## Objective
Show every line where "text" occurs.

Records excerpted from a collection
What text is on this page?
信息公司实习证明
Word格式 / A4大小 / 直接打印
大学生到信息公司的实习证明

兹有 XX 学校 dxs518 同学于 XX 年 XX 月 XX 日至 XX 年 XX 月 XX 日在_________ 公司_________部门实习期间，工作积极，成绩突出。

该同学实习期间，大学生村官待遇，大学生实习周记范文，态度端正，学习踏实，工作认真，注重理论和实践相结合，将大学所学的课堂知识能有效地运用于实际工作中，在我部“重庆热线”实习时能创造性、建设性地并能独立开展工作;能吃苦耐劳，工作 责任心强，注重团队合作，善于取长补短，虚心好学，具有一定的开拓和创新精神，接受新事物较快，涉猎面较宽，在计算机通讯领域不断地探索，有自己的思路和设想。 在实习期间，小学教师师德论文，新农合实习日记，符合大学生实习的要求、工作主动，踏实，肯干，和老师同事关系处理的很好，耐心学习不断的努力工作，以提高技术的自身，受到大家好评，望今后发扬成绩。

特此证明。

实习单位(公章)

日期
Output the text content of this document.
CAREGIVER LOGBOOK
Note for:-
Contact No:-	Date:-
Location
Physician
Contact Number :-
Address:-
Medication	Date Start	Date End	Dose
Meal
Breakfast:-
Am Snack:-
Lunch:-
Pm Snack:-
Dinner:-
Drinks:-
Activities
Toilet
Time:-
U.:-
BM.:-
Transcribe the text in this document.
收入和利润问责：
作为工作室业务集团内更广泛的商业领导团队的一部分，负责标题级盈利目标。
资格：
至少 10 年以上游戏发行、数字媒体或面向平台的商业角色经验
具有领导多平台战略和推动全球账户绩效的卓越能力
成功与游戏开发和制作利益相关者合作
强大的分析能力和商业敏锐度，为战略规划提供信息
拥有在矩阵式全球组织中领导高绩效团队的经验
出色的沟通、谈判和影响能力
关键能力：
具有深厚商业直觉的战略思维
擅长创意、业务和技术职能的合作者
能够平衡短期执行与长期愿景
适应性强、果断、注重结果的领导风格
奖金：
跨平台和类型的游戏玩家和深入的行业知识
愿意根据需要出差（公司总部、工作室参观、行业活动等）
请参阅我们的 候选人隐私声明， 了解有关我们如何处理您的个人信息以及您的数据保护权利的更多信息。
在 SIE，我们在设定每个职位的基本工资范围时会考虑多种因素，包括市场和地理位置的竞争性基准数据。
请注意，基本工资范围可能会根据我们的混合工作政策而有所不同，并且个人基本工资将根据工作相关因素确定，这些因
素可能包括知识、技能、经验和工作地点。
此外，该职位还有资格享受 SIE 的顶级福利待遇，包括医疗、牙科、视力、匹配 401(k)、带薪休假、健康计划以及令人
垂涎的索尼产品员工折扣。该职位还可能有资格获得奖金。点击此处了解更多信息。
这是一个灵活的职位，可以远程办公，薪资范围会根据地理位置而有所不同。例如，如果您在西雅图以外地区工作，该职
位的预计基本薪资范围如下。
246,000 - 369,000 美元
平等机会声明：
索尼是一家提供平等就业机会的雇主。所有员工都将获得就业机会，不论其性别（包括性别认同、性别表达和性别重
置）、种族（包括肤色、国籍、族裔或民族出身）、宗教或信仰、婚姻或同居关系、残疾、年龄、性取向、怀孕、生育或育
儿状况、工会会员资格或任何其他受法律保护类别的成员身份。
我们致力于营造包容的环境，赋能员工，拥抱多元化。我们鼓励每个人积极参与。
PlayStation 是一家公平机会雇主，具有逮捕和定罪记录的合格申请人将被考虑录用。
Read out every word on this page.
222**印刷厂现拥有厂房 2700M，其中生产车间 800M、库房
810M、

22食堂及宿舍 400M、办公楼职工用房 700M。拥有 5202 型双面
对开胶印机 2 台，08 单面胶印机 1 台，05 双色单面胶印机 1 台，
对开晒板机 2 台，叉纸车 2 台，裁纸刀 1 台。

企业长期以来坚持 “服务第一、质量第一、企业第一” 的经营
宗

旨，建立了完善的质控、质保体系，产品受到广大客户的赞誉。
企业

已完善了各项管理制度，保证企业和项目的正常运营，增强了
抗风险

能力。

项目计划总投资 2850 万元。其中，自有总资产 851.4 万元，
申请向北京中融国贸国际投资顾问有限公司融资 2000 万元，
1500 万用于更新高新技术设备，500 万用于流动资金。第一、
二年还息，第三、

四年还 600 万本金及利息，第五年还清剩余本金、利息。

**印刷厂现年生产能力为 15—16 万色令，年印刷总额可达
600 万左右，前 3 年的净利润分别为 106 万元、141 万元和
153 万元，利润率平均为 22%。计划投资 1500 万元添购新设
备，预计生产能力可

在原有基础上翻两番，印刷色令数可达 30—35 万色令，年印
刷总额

## Reply
What text is on this page?
Output the text content of this document.
Transcribe the text in this document.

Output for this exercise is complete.